▸ **Written task**: Images embedded in the records are excluded; print everything else exactly as given.

▸ **Material shown**:
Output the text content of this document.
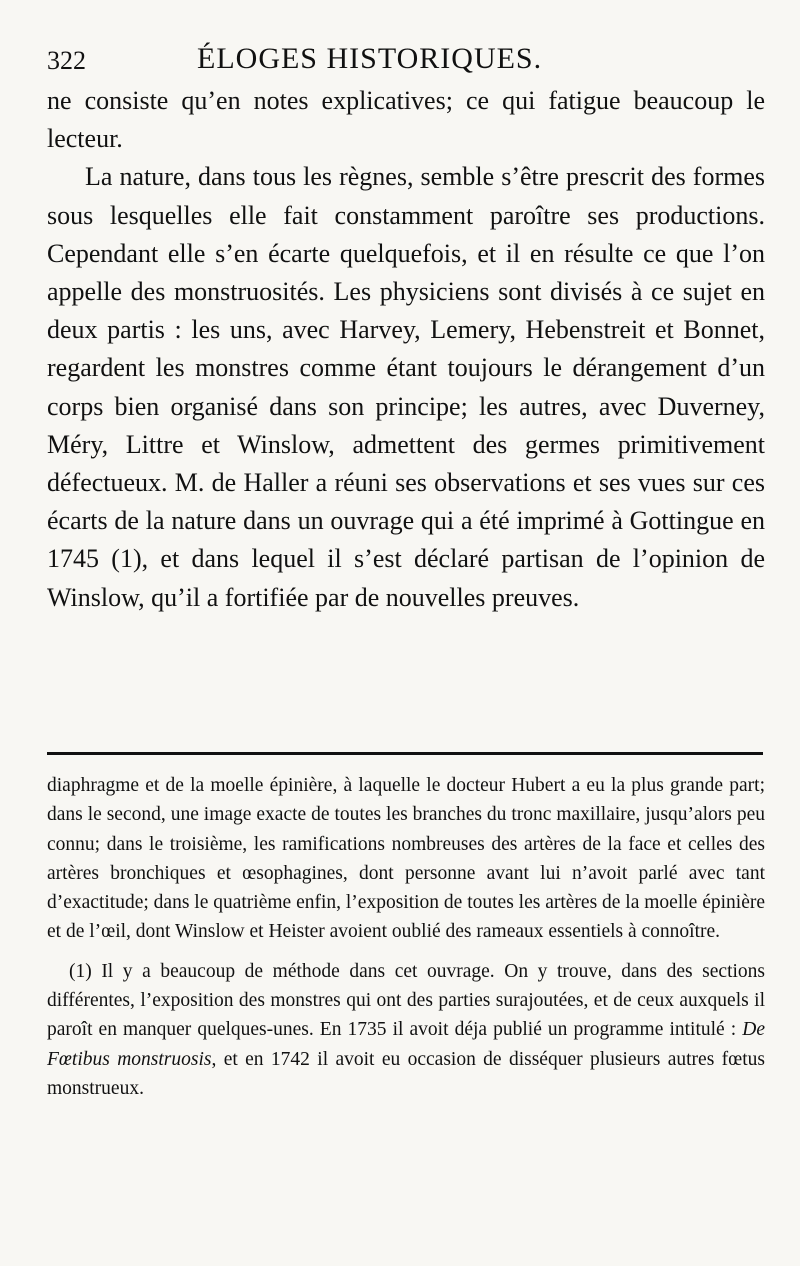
322	ÉLOGES HISTORIQUES.

ne consiste qu’en notes explicatives; ce qui fatigue beaucoup le lecteur.

La nature, dans tous les règnes, semble s’être prescrit des formes sous lesquelles elle fait constamment paroître ses productions. Cependant elle s’en écarte quelquefois, et il en résulte ce que l’on appelle des monstruosités. Les physiciens sont divisés à ce sujet en deux partis : les uns, avec Harvey, Lemery, Hebenstreit et Bonnet, regardent les monstres comme étant toujours le dérangement d’un corps bien organisé dans son principe; les autres, avec Duverney, Méry, Littre et Winslow, admettent des germes primitivement défectueux. M. de Haller a réuni ses observations et ses vues sur ces écarts de la nature dans un ouvrage qui a été imprimé à Gottingue en 1745 (1), et dans lequel il s’est déclaré partisan de l’opinion de Winslow, qu’il a fortifiée par de nouvelles preuves.

diaphragme et de la moelle épinière, à laquelle le docteur Hubert a eu la plus grande part; dans le second, une image exacte de toutes les branches du tronc maxillaire, jusqu’alors peu connu; dans le troisième, les ramifications nombreuses des artères de la face et celles des artères bronchiques et œsophagines, dont personne avant lui n’avoit parlé avec tant d’exactitude; dans le quatrième enfin, l’exposition de toutes les artères de la moelle épinière et de l’œil, dont Winslow et Heister avoient oublié des rameaux essentiels à connoître.

(1) Il y a beaucoup de méthode dans cet ouvrage. On y trouve, dans des sections différentes, l’exposition des monstres qui ont des parties surajoutées, et de ceux auxquels il paroît en manquer quelques-unes. En 1735 il avoit déja publié un programme intitulé : De Fœtibus monstruosis, et en 1742 il avoit eu occasion de disséquer plusieurs autres fœtus monstrueux.
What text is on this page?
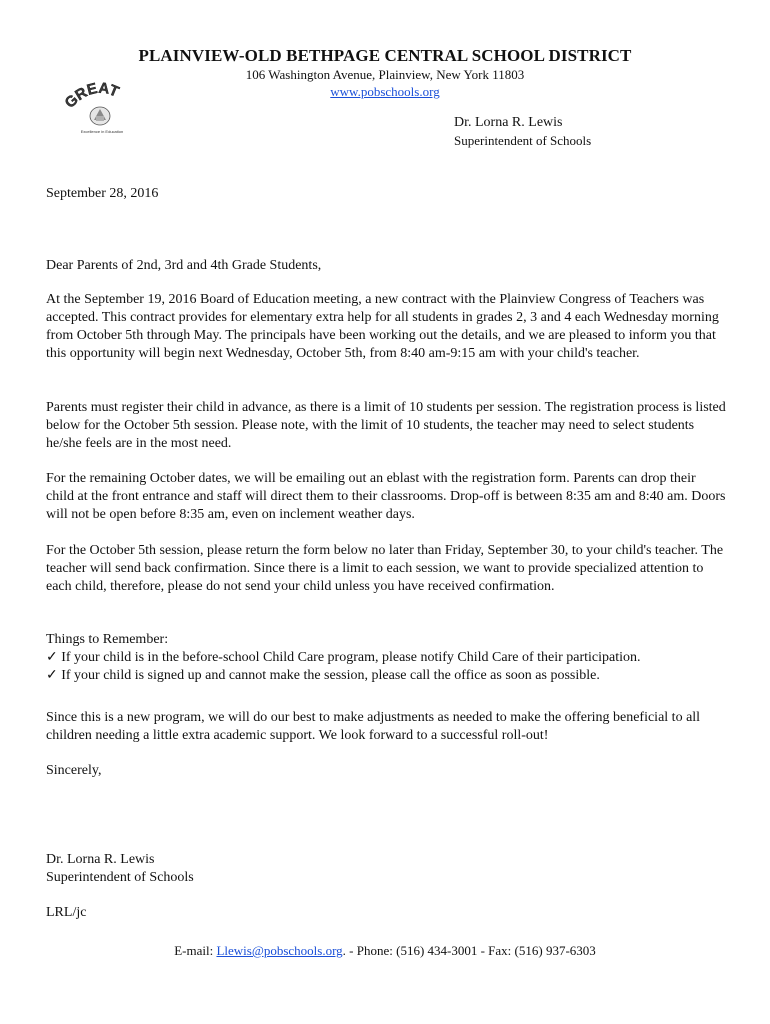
PLAINVIEW-OLD BETHPAGE CENTRAL SCHOOL DISTRICT
106 Washington Avenue, Plainview, New York 11803
www.pobschools.org
GREAT
Excellence in Education
Dr. Lorna R. Lewis
Superintendent of Schools
September 28, 2016
Dear Parents of 2nd, 3rd and 4th Grade Students,
At the September 19, 2016 Board of Education meeting, a new contract with the Plainview Congress of Teachers was accepted. This contract provides for elementary extra help for all students in grades 2, 3 and 4 each Wednesday morning from October 5th through May. The principals have been working out the details, and we are pleased to inform you that this opportunity will begin next Wednesday, October 5th, from 8:40 am-9:15 am with your child's teacher.
Parents must register their child in advance, as there is a limit of 10 students per session. The registration process is listed below for the October 5th session. Please note, with the limit of 10 students, the teacher may need to select students he/she feels are in the most need.
For the remaining October dates, we will be emailing out an eblast with the registration form. Parents can drop their child at the front entrance and staff will direct them to their classrooms. Drop-off is between 8:35 am and 8:40 am. Doors will not be open before 8:35 am, even on inclement weather days.
For the October 5th session, please return the form below no later than Friday, September 30, to your child's teacher. The teacher will send back confirmation. Since there is a limit to each session, we want to provide specialized attention to each child, therefore, please do not send your child unless you have received confirmation.
Things to Remember:
✓ If your child is in the before-school Child Care program, please notify Child Care of their participation.
✓ If your child is signed up and cannot make the session, please call the office as soon as possible.
Since this is a new program, we will do our best to make adjustments as needed to make the offering beneficial to all children needing a little extra academic support. We look forward to a successful roll-out!
Sincerely,
Dr. Lorna R. Lewis
Superintendent of Schools
LRL/jc
E-mail: Llewis@pobschools.org. - Phone: (516) 434-3001 - Fax: (516) 937-6303
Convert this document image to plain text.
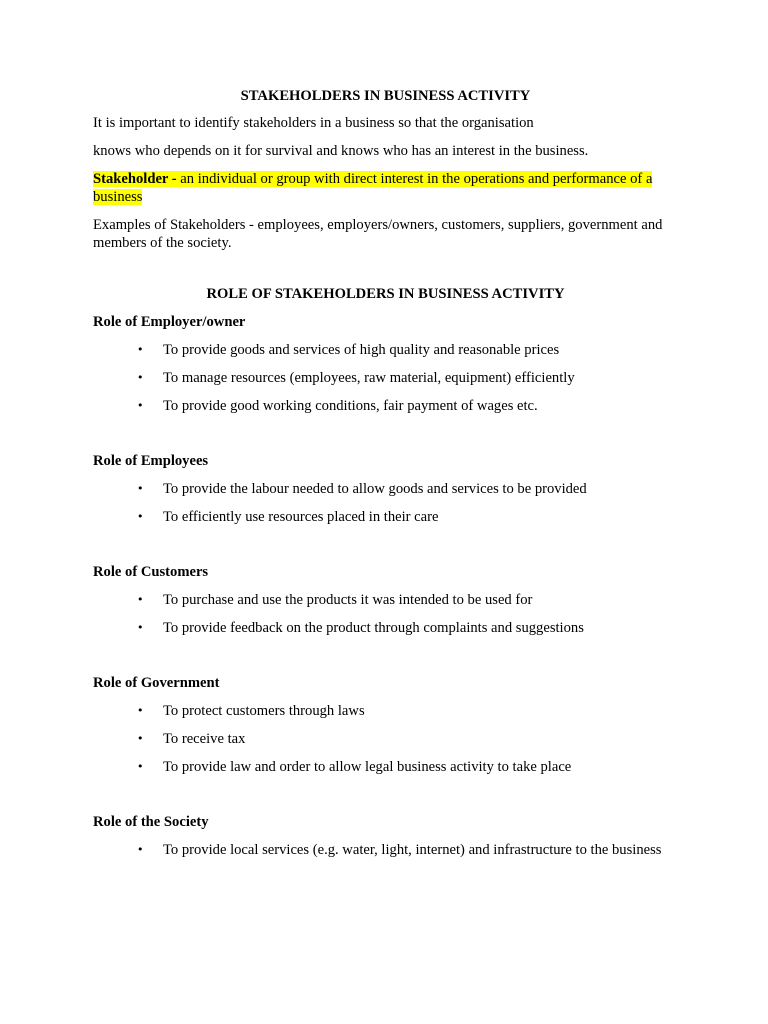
STAKEHOLDERS IN BUSINESS ACTIVITY

It is important to identify stakeholders in a business so that the organisation

knows who depends on it for survival and knows who has an interest in the business.

Stakeholder - an individual or group with direct interest in the operations and performance of a business

Examples of Stakeholders - employees, employers/owners, customers, suppliers, government and members of the society.

ROLE OF STAKEHOLDERS IN BUSINESS ACTIVITY

Role of Employer/owner

• To provide goods and services of high quality and reasonable prices
• To manage resources (employees, raw material, equipment) efficiently
• To provide good working conditions, fair payment of wages etc.

Role of Employees

• To provide the labour needed to allow goods and services to be provided
• To efficiently use resources placed in their care

Role of Customers

• To purchase and use the products it was intended to be used for
• To provide feedback on the product through complaints and suggestions

Role of Government

• To protect customers through laws
• To receive tax
• To provide law and order to allow legal business activity to take place

Role of the Society

• To provide local services (e.g. water, light, internet) and infrastructure to the business
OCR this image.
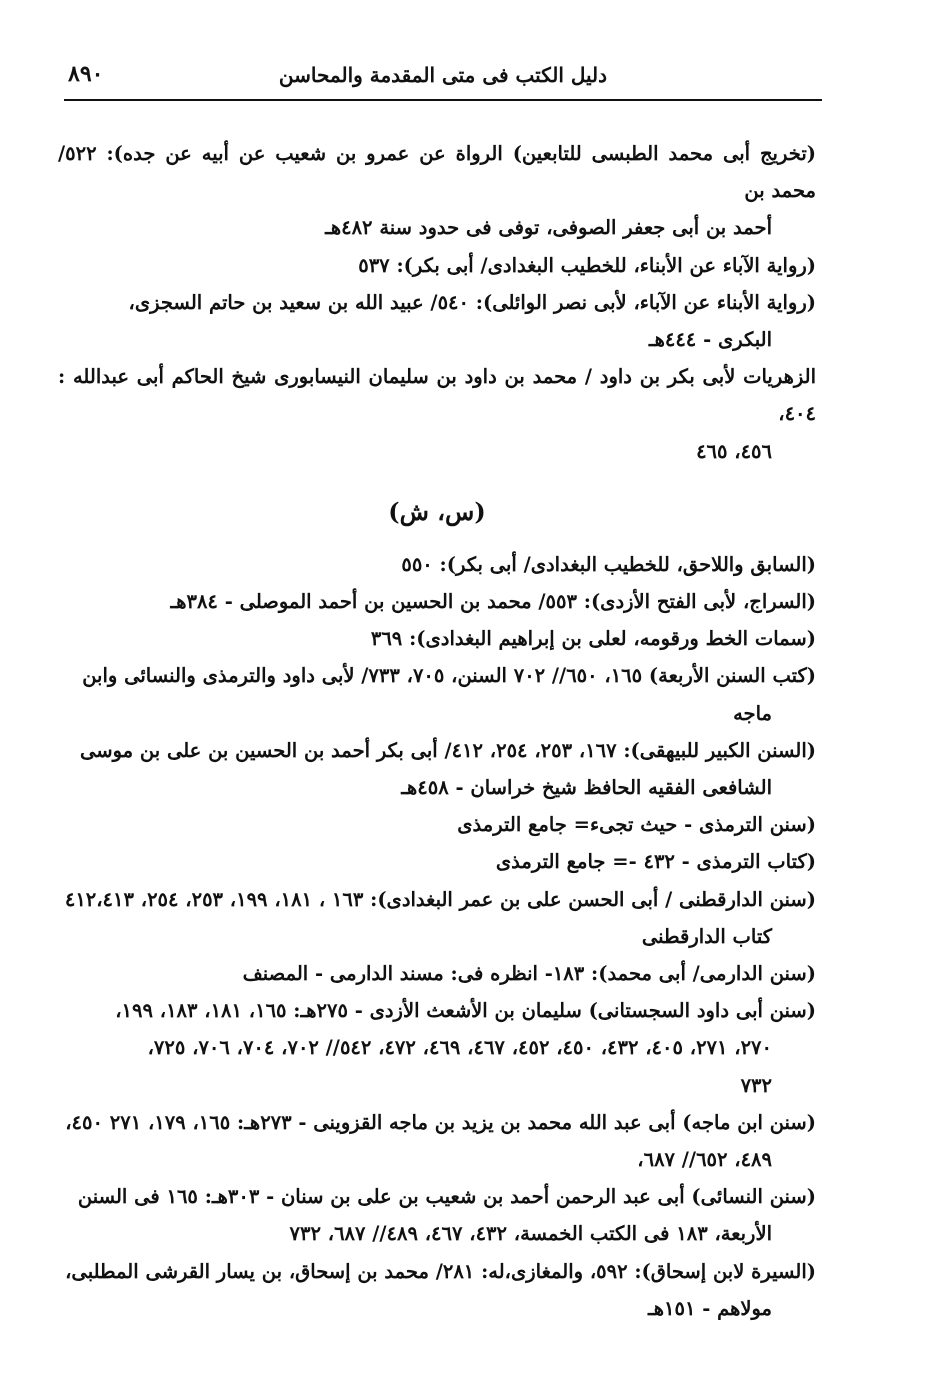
٨٩٠	دليل الكتب فى متى المقدمة والمحاسن
(تخريج أبى محمد الطبسى للتابعين) الرواة عن عمرو بن شعيب عن أبيه عن جده): ٥٢٢/محمد بن
أحمد بن أبى جعفر الصوفى، توفى فى حدود سنة ٤٨٢هـ
(رواية الآباء عن الأبناء، للخطيب البغدادى/ أبى بكر): ٥٣٧
(رواية الأبناء عن الآباء، لأبى نصر الوائلى): ٥٤٠/ عبيد الله بن سعيد بن حاتم السجزى،
البكرى - ٤٤٤هـ
الزهريات لأبى بكر بن داود / محمد بن داود بن سليمان النيسابورى شيخ الحاكم أبى عبدالله : ٤٠٤،
٤٥٦، ٤٦٥
(س، ش)
(السابق واللاحق، للخطيب البغدادى/ أبى بكر): ٥٥٠
(السراج، لأبى الفتح الأزدى): ٥٥٣/ محمد بن الحسين بن أحمد الموصلى - ٣٨٤هـ
(سمات الخط ورقومه، لعلى بن إبراهيم البغدادى): ٣٦٩
(كتب السنن الأربعة) ١٦٥، ٦٥٠// ٧٠٢ السنن، ٧٠٥، ٧٣٣/ لأبى داود والترمذى والنسائى وابن
ماجه
(السنن الكبير للبيهقى): ١٦٧، ٢٥٣، ٢٥٤، ٤١٢/ أبى بكر أحمد بن الحسين بن على بن موسى
الشافعى الفقيه الحافظ شيخ خراسان - ٤٥٨هـ
(سنن الترمذى - حيث تجىء= جامع الترمذى
(كتاب الترمذى - ٤٣٢ -= جامع الترمذى
(سنن الدارقطنى / أبى الحسن على بن عمر البغدادى): ١٦٣ ، ١٨١، ١٩٩، ٢٥٣، ٢٥٤، ٤١٢،٤١٣
كتاب الدارقطنى
(سنن الدارمى/ أبى محمد): ١٨٣- انظره فى: مسند الدارمى - المصنف
(سنن أبى داود السجستانى) سليمان بن الأشعث الأزدى - ٢٧٥هـ: ١٦٥، ١٨١، ١٨٣، ١٩٩،
٢٧٠، ٢٧١، ٤٠٥، ٤٣٢، ٤٥٠، ٤٥٢، ٤٦٧، ٤٦٩، ٤٧٢، ٥٤٢// ٧٠٢، ٧٠٤، ٧٠٦، ٧٢٥،
٧٣٢
(سنن ابن ماجه) أبى عبد الله محمد بن يزيد بن ماجه القزوينى - ٢٧٣هـ: ١٦٥، ١٧٩، ٢٧١ ٤٥٠،
٤٨٩، ٦٥٢// ٦٨٧،
(سنن النسائى) أبى عبد الرحمن أحمد بن شعيب بن على بن سنان - ٣٠٣هـ: ١٦٥ فى السنن
الأربعة، ١٨٣ فى الكتب الخمسة، ٤٣٢، ٤٦٧، ٤٨٩// ٦٨٧، ٧٣٢
(السيرة لابن إسحاق): ٥٩٢، والمغازى،له: ٢٨١/ محمد بن إسحاق، بن يسار القرشى المطلبى،
مولاهم - ١٥١هـ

▸ **Solution to the problem**:
Output the text content of this document.
322	ÉLOGES HISTORIQUES.

ne consiste qu’en notes explicatives; ce qui fatigue beaucoup le lecteur.

La nature, dans tous les règnes, semble s’être prescrit des formes sous lesquelles elle fait constamment paroître ses productions. Cependant elle s’en écarte quelquefois, et il en résulte ce que l’on appelle des monstruosités. Les physiciens sont divisés à ce sujet en deux partis : les uns, avec Harvey, Lemery, Hebenstreit et Bonnet, regardent les monstres comme étant toujours le dérangement d’un corps bien organisé dans son principe; les autres, avec Duverney, Méry, Littre et Winslow, admettent des germes primitivement défectueux. M. de Haller a réuni ses observations et ses vues sur ces écarts de la nature dans un ouvrage qui a été imprimé à Gottingue en 1745 (1), et dans lequel il s’est déclaré partisan de l’opinion de Winslow, qu’il a fortifiée par de nouvelles preuves.

diaphragme et de la moelle épinière, à laquelle le docteur Hubert a eu la plus grande part; dans le second, une image exacte de toutes les branches du tronc maxillaire, jusqu’alors peu connu; dans le troisième, les ramifications nombreuses des artères de la face et celles des artères bronchiques et œsophagines, dont personne avant lui n’avoit parlé avec tant d’exactitude; dans le quatrième enfin, l’exposition de toutes les artères de la moelle épinière et de l’œil, dont Winslow et Heister avoient oublié des rameaux essentiels à connoître.

(1) Il y a beaucoup de méthode dans cet ouvrage. On y trouve, dans des sections différentes, l’exposition des monstres qui ont des parties surajoutées, et de ceux auxquels il paroît en manquer quelques-unes. En 1735 il avoit déja publié un programme intitulé : De Fœtibus monstruosis, et en 1742 il avoit eu occasion de disséquer plusieurs autres fœtus monstrueux.
What text is on this page?
PLAINVIEW-OLD BETHPAGE CENTRAL SCHOOL DISTRICT
106 Washington Avenue, Plainview, New York 11803
www.pobschools.org
GREAT
Excellence in Education
Dr. Lorna R. Lewis
Superintendent of Schools
September 28, 2016
Dear Parents of 2nd, 3rd and 4th Grade Students,
At the September 19, 2016 Board of Education meeting, a new contract with the Plainview Congress of Teachers was accepted. This contract provides for elementary extra help for all students in grades 2, 3 and 4 each Wednesday morning from October 5th through May. The principals have been working out the details, and we are pleased to inform you that this opportunity will begin next Wednesday, October 5th, from 8:40 am-9:15 am with your child's teacher.
Parents must register their child in advance, as there is a limit of 10 students per session. The registration process is listed below for the October 5th session. Please note, with the limit of 10 students, the teacher may need to select students he/she feels are in the most need.
For the remaining October dates, we will be emailing out an eblast with the registration form. Parents can drop their child at the front entrance and staff will direct them to their classrooms. Drop-off is between 8:35 am and 8:40 am. Doors will not be open before 8:35 am, even on inclement weather days.
For the October 5th session, please return the form below no later than Friday, September 30, to your child's teacher. The teacher will send back confirmation. Since there is a limit to each session, we want to provide specialized attention to each child, therefore, please do not send your child unless you have received confirmation.
Things to Remember:
✓ If your child is in the before-school Child Care program, please notify Child Care of their participation.
✓ If your child is signed up and cannot make the session, please call the office as soon as possible.
Since this is a new program, we will do our best to make adjustments as needed to make the offering beneficial to all children needing a little extra academic support. We look forward to a successful roll-out!
Sincerely,
Dr. Lorna R. Lewis
Superintendent of Schools
LRL/jc
E-mail: Llewis@pobschools.org. - Phone: (516) 434-3001 - Fax: (516) 937-6303
Convert this document image to plain text.
STAKEHOLDERS IN BUSINESS ACTIVITY

It is important to identify stakeholders in a business so that the organisation

knows who depends on it for survival and knows who has an interest in the business.

Stakeholder - an individual or group with direct interest in the operations and performance of a business

Examples of Stakeholders - employees, employers/owners, customers, suppliers, government and members of the society.

ROLE OF STAKEHOLDERS IN BUSINESS ACTIVITY

Role of Employer/owner

• To provide goods and services of high quality and reasonable prices
• To manage resources (employees, raw material, equipment) efficiently
• To provide good working conditions, fair payment of wages etc.

Role of Employees

• To provide the labour needed to allow goods and services to be provided
• To efficiently use resources placed in their care

Role of Customers

• To purchase and use the products it was intended to be used for
• To provide feedback on the product through complaints and suggestions

Role of Government

• To protect customers through laws
• To receive tax
• To provide law and order to allow legal business activity to take place

Role of the Society

• To provide local services (e.g. water, light, internet) and infrastructure to the business
OCR this image.
٨٩٠	دليل الكتب فى متى المقدمة والمحاسن
(تخريج أبى محمد الطبسى للتابعين) الرواة عن عمرو بن شعيب عن أبيه عن جده): ٥٢٢/محمد بن
أحمد بن أبى جعفر الصوفى، توفى فى حدود سنة ٤٨٢هـ
(رواية الآباء عن الأبناء، للخطيب البغدادى/ أبى بكر): ٥٣٧
(رواية الأبناء عن الآباء، لأبى نصر الوائلى): ٥٤٠/ عبيد الله بن سعيد بن حاتم السجزى،
البكرى - ٤٤٤هـ
الزهريات لأبى بكر بن داود / محمد بن داود بن سليمان النيسابورى شيخ الحاكم أبى عبدالله : ٤٠٤،
٤٥٦، ٤٦٥
(س، ش)
(السابق واللاحق، للخطيب البغدادى/ أبى بكر): ٥٥٠
(السراج، لأبى الفتح الأزدى): ٥٥٣/ محمد بن الحسين بن أحمد الموصلى - ٣٨٤هـ
(سمات الخط ورقومه، لعلى بن إبراهيم البغدادى): ٣٦٩
(كتب السنن الأربعة) ١٦٥، ٦٥٠// ٧٠٢ السنن، ٧٠٥، ٧٣٣/ لأبى داود والترمذى والنسائى وابن
ماجه
(السنن الكبير للبيهقى): ١٦٧، ٢٥٣، ٢٥٤، ٤١٢/ أبى بكر أحمد بن الحسين بن على بن موسى
الشافعى الفقيه الحافظ شيخ خراسان - ٤٥٨هـ
(سنن الترمذى - حيث تجىء= جامع الترمذى
(كتاب الترمذى - ٤٣٢ -= جامع الترمذى
(سنن الدارقطنى / أبى الحسن على بن عمر البغدادى): ١٦٣ ، ١٨١، ١٩٩، ٢٥٣، ٢٥٤، ٤١٢،٤١٣
كتاب الدارقطنى
(سنن الدارمى/ أبى محمد): ١٨٣- انظره فى: مسند الدارمى - المصنف
(سنن أبى داود السجستانى) سليمان بن الأشعث الأزدى - ٢٧٥هـ: ١٦٥، ١٨١، ١٨٣، ١٩٩،
٢٧٠، ٢٧١، ٤٠٥، ٤٣٢، ٤٥٠، ٤٥٢، ٤٦٧، ٤٦٩، ٤٧٢، ٥٤٢// ٧٠٢، ٧٠٤، ٧٠٦، ٧٢٥،
٧٣٢
(سنن ابن ماجه) أبى عبد الله محمد بن يزيد بن ماجه القزوينى - ٢٧٣هـ: ١٦٥، ١٧٩، ٢٧١ ٤٥٠،
٤٨٩، ٦٥٢// ٦٨٧،
(سنن النسائى) أبى عبد الرحمن أحمد بن شعيب بن على بن سنان - ٣٠٣هـ: ١٦٥ فى السنن
الأربعة، ١٨٣ فى الكتب الخمسة، ٤٣٢، ٤٦٧، ٤٨٩// ٦٨٧، ٧٣٢
(السيرة لابن إسحاق): ٥٩٢، والمغازى،له: ٢٨١/ محمد بن إسحاق، بن يسار القرشى المطلبى،
مولاهم - ١٥١هـ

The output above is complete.